■ **DIRECTION**
Return all of the entries exactly as written.

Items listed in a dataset
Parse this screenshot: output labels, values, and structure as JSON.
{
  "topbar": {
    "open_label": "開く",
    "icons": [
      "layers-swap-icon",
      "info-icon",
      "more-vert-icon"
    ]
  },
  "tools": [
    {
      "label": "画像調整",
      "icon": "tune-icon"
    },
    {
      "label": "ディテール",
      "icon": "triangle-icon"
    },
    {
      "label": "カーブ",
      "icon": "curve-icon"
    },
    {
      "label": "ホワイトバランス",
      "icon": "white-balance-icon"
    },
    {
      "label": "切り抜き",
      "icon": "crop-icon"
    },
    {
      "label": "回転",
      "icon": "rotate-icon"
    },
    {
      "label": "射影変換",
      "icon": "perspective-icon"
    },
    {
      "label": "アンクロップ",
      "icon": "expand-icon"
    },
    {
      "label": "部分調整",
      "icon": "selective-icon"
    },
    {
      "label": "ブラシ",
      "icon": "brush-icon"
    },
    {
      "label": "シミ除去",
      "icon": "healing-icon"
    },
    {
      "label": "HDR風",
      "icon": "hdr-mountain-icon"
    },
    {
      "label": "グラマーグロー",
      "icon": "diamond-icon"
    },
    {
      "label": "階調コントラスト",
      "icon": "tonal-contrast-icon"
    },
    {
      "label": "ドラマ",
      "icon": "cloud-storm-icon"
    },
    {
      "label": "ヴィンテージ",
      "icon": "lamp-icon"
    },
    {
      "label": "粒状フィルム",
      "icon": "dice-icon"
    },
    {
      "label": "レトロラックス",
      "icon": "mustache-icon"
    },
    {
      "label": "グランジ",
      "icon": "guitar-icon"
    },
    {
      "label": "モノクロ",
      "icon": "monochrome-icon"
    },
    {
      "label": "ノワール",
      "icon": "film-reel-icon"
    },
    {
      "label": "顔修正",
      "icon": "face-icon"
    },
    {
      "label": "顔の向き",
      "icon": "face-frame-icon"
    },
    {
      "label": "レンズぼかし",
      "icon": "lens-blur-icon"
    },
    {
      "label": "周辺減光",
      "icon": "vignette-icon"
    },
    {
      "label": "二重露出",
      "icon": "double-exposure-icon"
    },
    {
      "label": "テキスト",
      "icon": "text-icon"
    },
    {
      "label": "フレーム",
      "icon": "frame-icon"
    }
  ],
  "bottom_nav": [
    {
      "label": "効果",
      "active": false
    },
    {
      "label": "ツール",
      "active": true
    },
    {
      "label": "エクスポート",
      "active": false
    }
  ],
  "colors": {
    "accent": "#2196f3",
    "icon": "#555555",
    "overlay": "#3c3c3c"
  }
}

■ **COMPLETED EXERCISE**
Parse this screenshot: output labels, values, and structure as JSON.
{
  "topbar": {
    "open_label": "開く",
    "icons": [
      "layers-swap-icon",
      "info-icon",
      "more-vert-icon"
    ]
  },
  "tools": [
    {
      "label": "画像調整",
      "icon": "tune-icon"
    },
    {
      "label": "ディテール",
      "icon": "triangle-icon"
    },
    {
      "label": "カーブ",
      "icon": "curve-icon"
    },
    {
      "label": "ホワイトバランス",
      "icon": "white-balance-icon"
    },
    {
      "label": "切り抜き",
      "icon": "crop-icon"
    },
    {
      "label": "回転",
      "icon": "rotate-icon"
    },
    {
      "label": "射影変換",
      "icon": "perspective-icon"
    },
    {
      "label": "アンクロップ",
      "icon": "expand-icon"
    },
    {
      "label": "部分調整",
      "icon": "selective-icon"
    },
    {
      "label": "ブラシ",
      "icon": "brush-icon"
    },
    {
      "label": "シミ除去",
      "icon": "healing-icon"
    },
    {
      "label": "HDR風",
      "icon": "hdr-mountain-icon"
    },
    {
      "label": "グラマーグロー",
      "icon": "diamond-icon"
    },
    {
      "label": "階調コントラスト",
      "icon": "tonal-contrast-icon"
    },
    {
      "label": "ドラマ",
      "icon": "cloud-storm-icon"
    },
    {
      "label": "ヴィンテージ",
      "icon": "lamp-icon"
    },
    {
      "label": "粒状フィルム",
      "icon": "dice-icon"
    },
    {
      "label": "レトロラックス",
      "icon": "mustache-icon"
    },
    {
      "label": "グランジ",
      "icon": "guitar-icon"
    },
    {
      "label": "モノクロ",
      "icon": "monochrome-icon"
    },
    {
      "label": "ノワール",
      "icon": "film-reel-icon"
    },
    {
      "label": "顔修正",
      "icon": "face-icon"
    },
    {
      "label": "顔の向き",
      "icon": "face-frame-icon"
    },
    {
      "label": "レンズぼかし",
      "icon": "lens-blur-icon"
    },
    {
      "label": "周辺減光",
      "icon": "vignette-icon"
    },
    {
      "label": "二重露出",
      "icon": "double-exposure-icon"
    },
    {
      "label": "テキスト",
      "icon": "text-icon"
    },
    {
      "label": "フレーム",
      "icon": "frame-icon"
    }
  ],
  "bottom_nav": [
    {
      "label": "効果",
      "active": false
    },
    {
      "label": "ツール",
      "active": true
    },
    {
      "label": "エクスポート",
      "active": false
    }
  ],
  "colors": {
    "accent": "#2196f3",
    "icon": "#555555",
    "overlay": "#3c3c3c"
  }
}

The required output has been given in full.